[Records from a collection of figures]

----

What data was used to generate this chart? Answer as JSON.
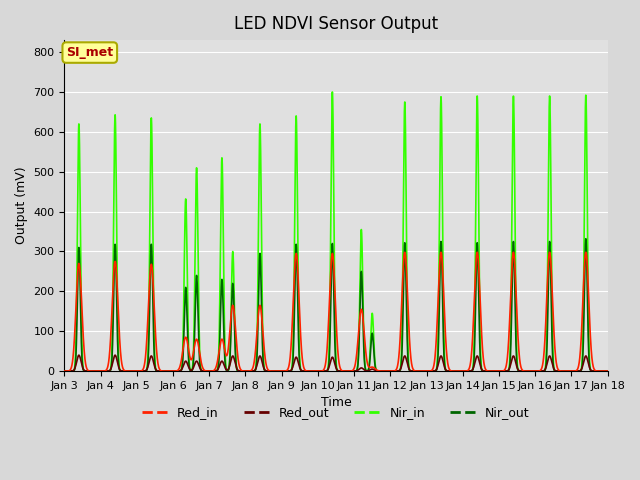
{
  "title": "LED NDVI Sensor Output",
  "xlabel": "Time",
  "ylabel": "Output (mV)",
  "ylim": [
    0,
    830
  ],
  "yticks": [
    0,
    100,
    200,
    300,
    400,
    500,
    600,
    700,
    800
  ],
  "xlim_days": [
    3,
    18
  ],
  "xtick_labels": [
    "Jan 3",
    "Jan 4",
    "Jan 5",
    "Jan 6",
    "Jan 7",
    "Jan 8",
    "Jan 9",
    "Jan 10",
    "Jan 11",
    "Jan 12",
    "Jan 13",
    "Jan 14",
    "Jan 15",
    "Jan 16",
    "Jan 17",
    "Jan 18"
  ],
  "legend_entries": [
    "Red_in",
    "Red_out",
    "Nir_in",
    "Nir_out"
  ],
  "legend_colors": [
    "#ff2200",
    "#660000",
    "#33ff00",
    "#006600"
  ],
  "bg_color": "#d8d8d8",
  "plot_bg_color": "#e0e0e0",
  "annotation_text": "SI_met",
  "annotation_color": "#aa0000",
  "annotation_bg": "#ffff99",
  "annotation_border": "#aaaa00",
  "grid_color": "#ffffff",
  "title_fontsize": 12,
  "axis_fontsize": 9,
  "tick_fontsize": 8,
  "spikes": [
    {
      "day": 3.4,
      "red_in": 270,
      "red_out": 40,
      "nir_in": 620,
      "nir_out": 310
    },
    {
      "day": 4.4,
      "red_in": 275,
      "red_out": 40,
      "nir_in": 643,
      "nir_out": 318
    },
    {
      "day": 5.4,
      "red_in": 268,
      "red_out": 38,
      "nir_in": 635,
      "nir_out": 318
    },
    {
      "day": 6.35,
      "red_in": 85,
      "red_out": 25,
      "nir_in": 432,
      "nir_out": 210
    },
    {
      "day": 6.65,
      "red_in": 80,
      "red_out": 25,
      "nir_in": 510,
      "nir_out": 240
    },
    {
      "day": 7.35,
      "red_in": 80,
      "red_out": 25,
      "nir_in": 535,
      "nir_out": 230
    },
    {
      "day": 7.65,
      "red_in": 165,
      "red_out": 38,
      "nir_in": 300,
      "nir_out": 220
    },
    {
      "day": 8.4,
      "red_in": 165,
      "red_out": 38,
      "nir_in": 620,
      "nir_out": 295
    },
    {
      "day": 9.4,
      "red_in": 295,
      "red_out": 35,
      "nir_in": 640,
      "nir_out": 318
    },
    {
      "day": 10.4,
      "red_in": 295,
      "red_out": 35,
      "nir_in": 700,
      "nir_out": 320
    },
    {
      "day": 11.2,
      "red_in": 155,
      "red_out": 8,
      "nir_in": 355,
      "nir_out": 250
    },
    {
      "day": 11.5,
      "red_in": 10,
      "red_out": 5,
      "nir_in": 145,
      "nir_out": 95
    },
    {
      "day": 12.4,
      "red_in": 298,
      "red_out": 38,
      "nir_in": 675,
      "nir_out": 322
    },
    {
      "day": 13.4,
      "red_in": 298,
      "red_out": 38,
      "nir_in": 688,
      "nir_out": 325
    },
    {
      "day": 14.4,
      "red_in": 298,
      "red_out": 38,
      "nir_in": 690,
      "nir_out": 322
    },
    {
      "day": 15.4,
      "red_in": 298,
      "red_out": 38,
      "nir_in": 690,
      "nir_out": 325
    },
    {
      "day": 16.4,
      "red_in": 298,
      "red_out": 38,
      "nir_in": 690,
      "nir_out": 325
    },
    {
      "day": 17.4,
      "red_in": 298,
      "red_out": 38,
      "nir_in": 692,
      "nir_out": 332
    }
  ]
}
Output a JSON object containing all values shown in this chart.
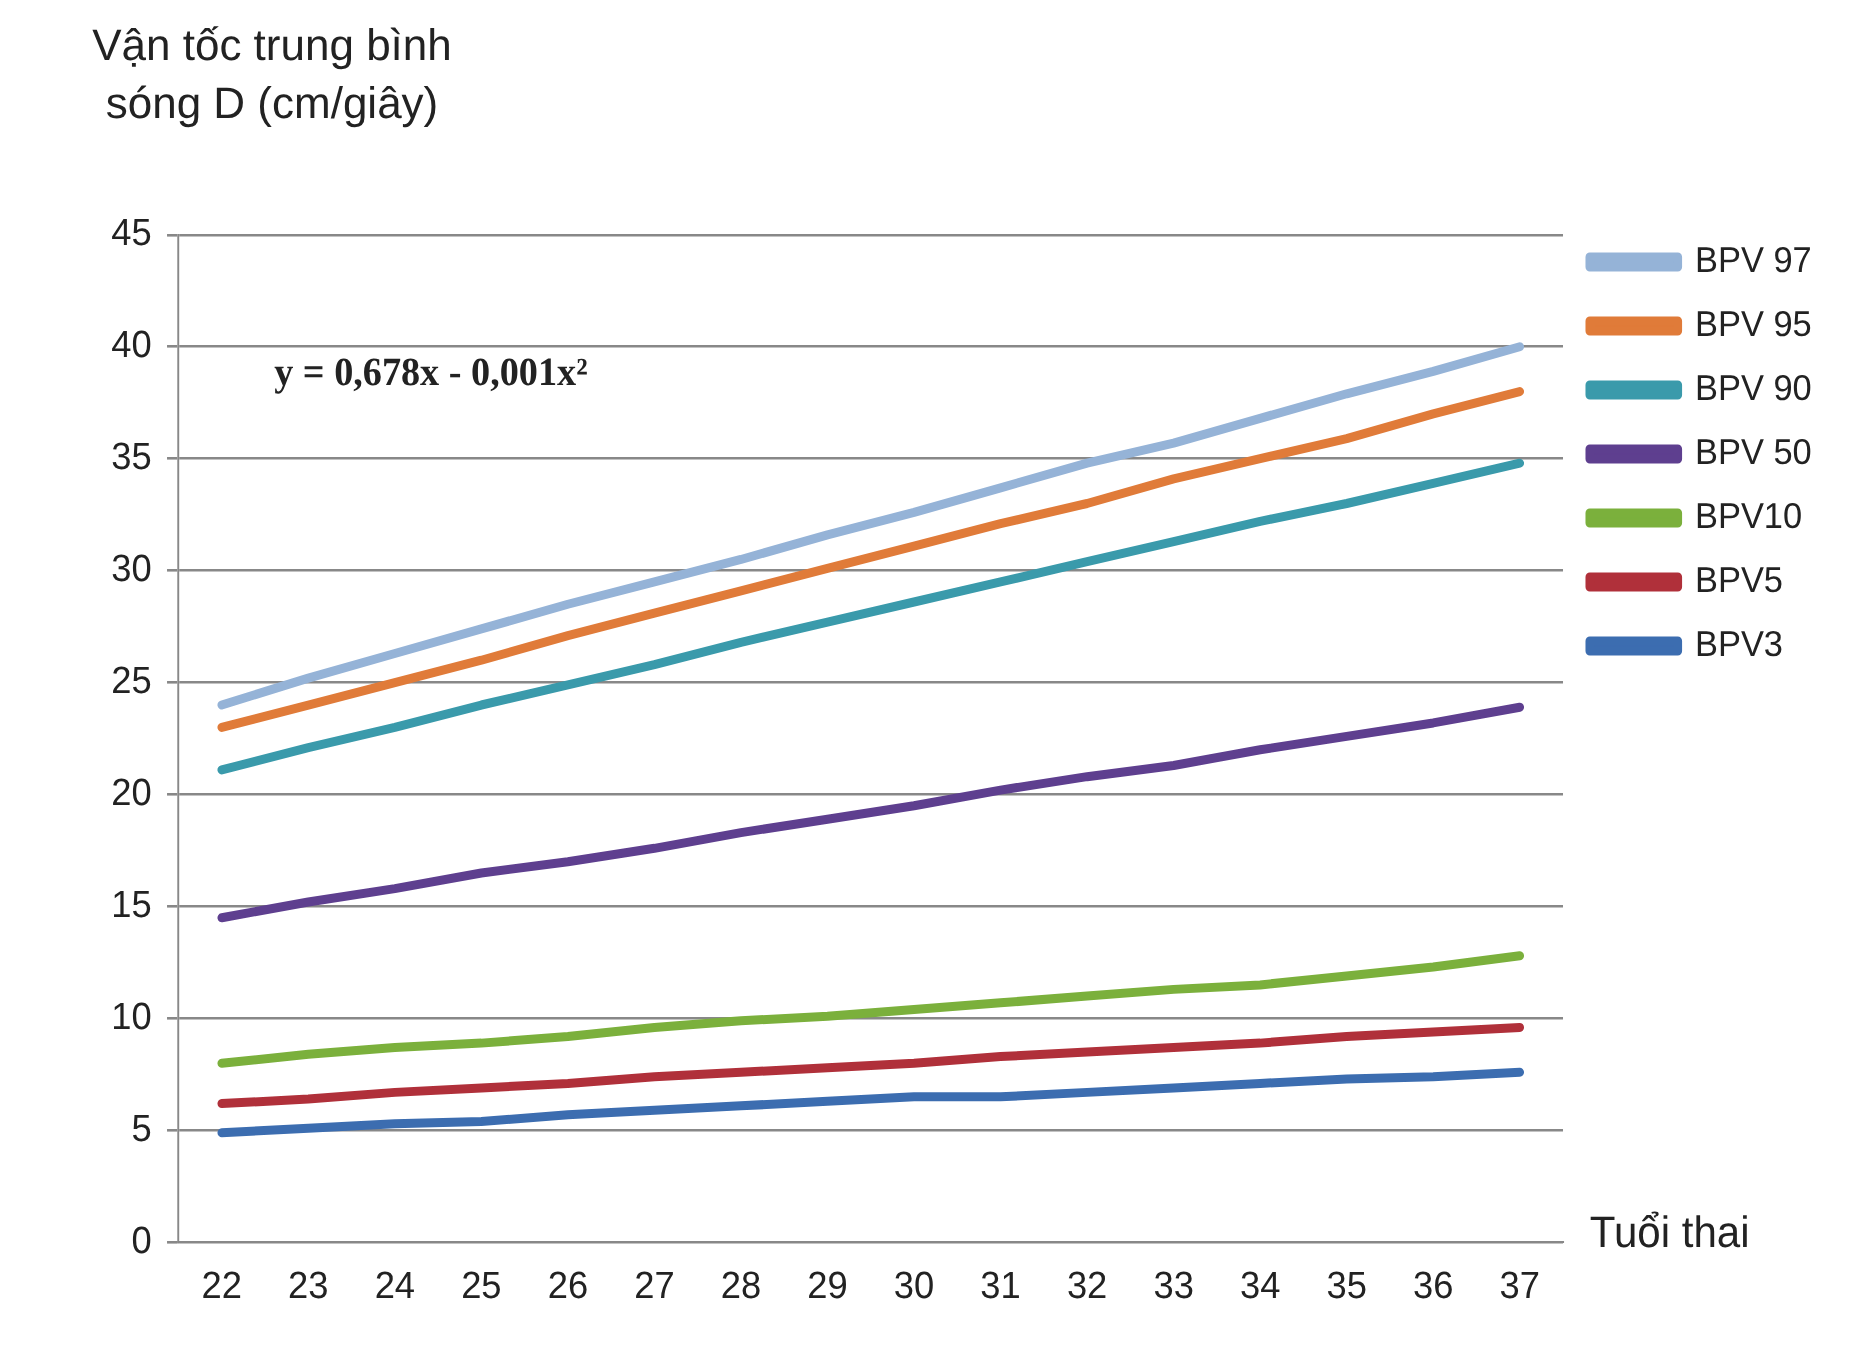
{
  "chart_data": {
    "type": "line",
    "ylabel": "Vận tốc trung bình sóng D (cm/giây)",
    "xlabel": "Tuổi thai",
    "annotations": [
      "y = 0,678x - 0,001x²"
    ],
    "categories": [
      "22",
      "23",
      "24",
      "25",
      "26",
      "27",
      "28",
      "29",
      "30",
      "31",
      "32",
      "33",
      "34",
      "35",
      "36",
      "37"
    ],
    "ylim": [
      0,
      45
    ],
    "yticks": [
      0,
      5,
      10,
      15,
      20,
      25,
      30,
      35,
      40,
      45
    ],
    "grid": "y",
    "legend": "right",
    "marker": "none",
    "line_style": "solid",
    "series": [
      {
        "name": "BPV 97",
        "color": "#95b3d7",
        "values": [
          24.0,
          25.2,
          26.3,
          27.4,
          28.5,
          29.5,
          30.5,
          31.6,
          32.6,
          33.7,
          34.8,
          35.7,
          36.8,
          37.9,
          38.9,
          40.0
        ]
      },
      {
        "name": "BPV 95",
        "color": "#e07b39",
        "values": [
          23.0,
          24.0,
          25.0,
          26.0,
          27.1,
          28.1,
          29.1,
          30.1,
          31.1,
          32.1,
          33.0,
          34.1,
          35.0,
          35.9,
          37.0,
          38.0
        ]
      },
      {
        "name": "BPV 90",
        "color": "#3a9aab",
        "values": [
          21.1,
          22.1,
          23.0,
          24.0,
          24.9,
          25.8,
          26.8,
          27.7,
          28.6,
          29.5,
          30.4,
          31.3,
          32.2,
          33.0,
          33.9,
          34.8
        ]
      },
      {
        "name": "BPV 50",
        "color": "#5e3f8f",
        "values": [
          14.5,
          15.2,
          15.8,
          16.5,
          17.0,
          17.6,
          18.3,
          18.9,
          19.5,
          20.2,
          20.8,
          21.3,
          22.0,
          22.6,
          23.2,
          23.9
        ]
      },
      {
        "name": "BPV10",
        "color": "#7bb03c",
        "values": [
          8.0,
          8.4,
          8.7,
          8.9,
          9.2,
          9.6,
          9.9,
          10.1,
          10.4,
          10.7,
          11.0,
          11.3,
          11.5,
          11.9,
          12.3,
          12.8
        ]
      },
      {
        "name": "BPV5",
        "color": "#b0303a",
        "values": [
          6.2,
          6.4,
          6.7,
          6.9,
          7.1,
          7.4,
          7.6,
          7.8,
          8.0,
          8.3,
          8.5,
          8.7,
          8.9,
          9.2,
          9.4,
          9.6
        ]
      },
      {
        "name": "BPV3",
        "color": "#3c6db0",
        "values": [
          4.9,
          5.1,
          5.3,
          5.4,
          5.7,
          5.9,
          6.1,
          6.3,
          6.5,
          6.5,
          6.7,
          6.9,
          7.1,
          7.3,
          7.4,
          7.6
        ]
      }
    ]
  }
}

----

# [Instructions to follow]
Each record should be quoted exactly, with the images omitted.

# [Response to this task]
What data was used to generate this chart? Answer as JSON.
{
  "title": "LED NDVI Sensor Output",
  "xlabel": "Time",
  "ylabel": "Output (mV)",
  "ylim": [
    0,
    830
  ],
  "yticks": [
    0,
    100,
    200,
    300,
    400,
    500,
    600,
    700,
    800
  ],
  "xlim_days": [
    3,
    18
  ],
  "xtick_labels": [
    "Jan 3",
    "Jan 4",
    "Jan 5",
    "Jan 6",
    "Jan 7",
    "Jan 8",
    "Jan 9",
    "Jan 10",
    "Jan 11",
    "Jan 12",
    "Jan 13",
    "Jan 14",
    "Jan 15",
    "Jan 16",
    "Jan 17",
    "Jan 18"
  ],
  "legend_entries": [
    "Red_in",
    "Red_out",
    "Nir_in",
    "Nir_out"
  ],
  "legend_colors": [
    "#ff2200",
    "#660000",
    "#33ff00",
    "#006600"
  ],
  "bg_color": "#d8d8d8",
  "plot_bg_color": "#e0e0e0",
  "annotation_text": "SI_met",
  "annotation_color": "#aa0000",
  "annotation_bg": "#ffff99",
  "annotation_border": "#aaaa00",
  "grid_color": "#ffffff",
  "title_fontsize": 12,
  "axis_fontsize": 9,
  "tick_fontsize": 8,
  "spikes": [
    {
      "day": 3.4,
      "red_in": 270,
      "red_out": 40,
      "nir_in": 620,
      "nir_out": 310
    },
    {
      "day": 4.4,
      "red_in": 275,
      "red_out": 40,
      "nir_in": 643,
      "nir_out": 318
    },
    {
      "day": 5.4,
      "red_in": 268,
      "red_out": 38,
      "nir_in": 635,
      "nir_out": 318
    },
    {
      "day": 6.35,
      "red_in": 85,
      "red_out": 25,
      "nir_in": 432,
      "nir_out": 210
    },
    {
      "day": 6.65,
      "red_in": 80,
      "red_out": 25,
      "nir_in": 510,
      "nir_out": 240
    },
    {
      "day": 7.35,
      "red_in": 80,
      "red_out": 25,
      "nir_in": 535,
      "nir_out": 230
    },
    {
      "day": 7.65,
      "red_in": 165,
      "red_out": 38,
      "nir_in": 300,
      "nir_out": 220
    },
    {
      "day": 8.4,
      "red_in": 165,
      "red_out": 38,
      "nir_in": 620,
      "nir_out": 295
    },
    {
      "day": 9.4,
      "red_in": 295,
      "red_out": 35,
      "nir_in": 640,
      "nir_out": 318
    },
    {
      "day": 10.4,
      "red_in": 295,
      "red_out": 35,
      "nir_in": 700,
      "nir_out": 320
    },
    {
      "day": 11.2,
      "red_in": 155,
      "red_out": 8,
      "nir_in": 355,
      "nir_out": 250
    },
    {
      "day": 11.5,
      "red_in": 10,
      "red_out": 5,
      "nir_in": 145,
      "nir_out": 95
    },
    {
      "day": 12.4,
      "red_in": 298,
      "red_out": 38,
      "nir_in": 675,
      "nir_out": 322
    },
    {
      "day": 13.4,
      "red_in": 298,
      "red_out": 38,
      "nir_in": 688,
      "nir_out": 325
    },
    {
      "day": 14.4,
      "red_in": 298,
      "red_out": 38,
      "nir_in": 690,
      "nir_out": 322
    },
    {
      "day": 15.4,
      "red_in": 298,
      "red_out": 38,
      "nir_in": 690,
      "nir_out": 325
    },
    {
      "day": 16.4,
      "red_in": 298,
      "red_out": 38,
      "nir_in": 690,
      "nir_out": 325
    },
    {
      "day": 17.4,
      "red_in": 298,
      "red_out": 38,
      "nir_in": 692,
      "nir_out": 332
    }
  ]
}
Output a JSON object containing all values shown in this chart.
{
  "chart_data": {
    "type": "line",
    "ylabel": "Vận tốc trung bình sóng D (cm/giây)",
    "xlabel": "Tuổi thai",
    "annotations": [
      "y = 0,678x - 0,001x²"
    ],
    "categories": [
      "22",
      "23",
      "24",
      "25",
      "26",
      "27",
      "28",
      "29",
      "30",
      "31",
      "32",
      "33",
      "34",
      "35",
      "36",
      "37"
    ],
    "ylim": [
      0,
      45
    ],
    "yticks": [
      0,
      5,
      10,
      15,
      20,
      25,
      30,
      35,
      40,
      45
    ],
    "grid": "y",
    "legend": "right",
    "marker": "none",
    "line_style": "solid",
    "series": [
      {
        "name": "BPV 97",
        "color": "#95b3d7",
        "values": [
          24.0,
          25.2,
          26.3,
          27.4,
          28.5,
          29.5,
          30.5,
          31.6,
          32.6,
          33.7,
          34.8,
          35.7,
          36.8,
          37.9,
          38.9,
          40.0
        ]
      },
      {
        "name": "BPV 95",
        "color": "#e07b39",
        "values": [
          23.0,
          24.0,
          25.0,
          26.0,
          27.1,
          28.1,
          29.1,
          30.1,
          31.1,
          32.1,
          33.0,
          34.1,
          35.0,
          35.9,
          37.0,
          38.0
        ]
      },
      {
        "name": "BPV 90",
        "color": "#3a9aab",
        "values": [
          21.1,
          22.1,
          23.0,
          24.0,
          24.9,
          25.8,
          26.8,
          27.7,
          28.6,
          29.5,
          30.4,
          31.3,
          32.2,
          33.0,
          33.9,
          34.8
        ]
      },
      {
        "name": "BPV 50",
        "color": "#5e3f8f",
        "values": [
          14.5,
          15.2,
          15.8,
          16.5,
          17.0,
          17.6,
          18.3,
          18.9,
          19.5,
          20.2,
          20.8,
          21.3,
          22.0,
          22.6,
          23.2,
          23.9
        ]
      },
      {
        "name": "BPV10",
        "color": "#7bb03c",
        "values": [
          8.0,
          8.4,
          8.7,
          8.9,
          9.2,
          9.6,
          9.9,
          10.1,
          10.4,
          10.7,
          11.0,
          11.3,
          11.5,
          11.9,
          12.3,
          12.8
        ]
      },
      {
        "name": "BPV5",
        "color": "#b0303a",
        "values": [
          6.2,
          6.4,
          6.7,
          6.9,
          7.1,
          7.4,
          7.6,
          7.8,
          8.0,
          8.3,
          8.5,
          8.7,
          8.9,
          9.2,
          9.4,
          9.6
        ]
      },
      {
        "name": "BPV3",
        "color": "#3c6db0",
        "values": [
          4.9,
          5.1,
          5.3,
          5.4,
          5.7,
          5.9,
          6.1,
          6.3,
          6.5,
          6.5,
          6.7,
          6.9,
          7.1,
          7.3,
          7.4,
          7.6
        ]
      }
    ]
  }
}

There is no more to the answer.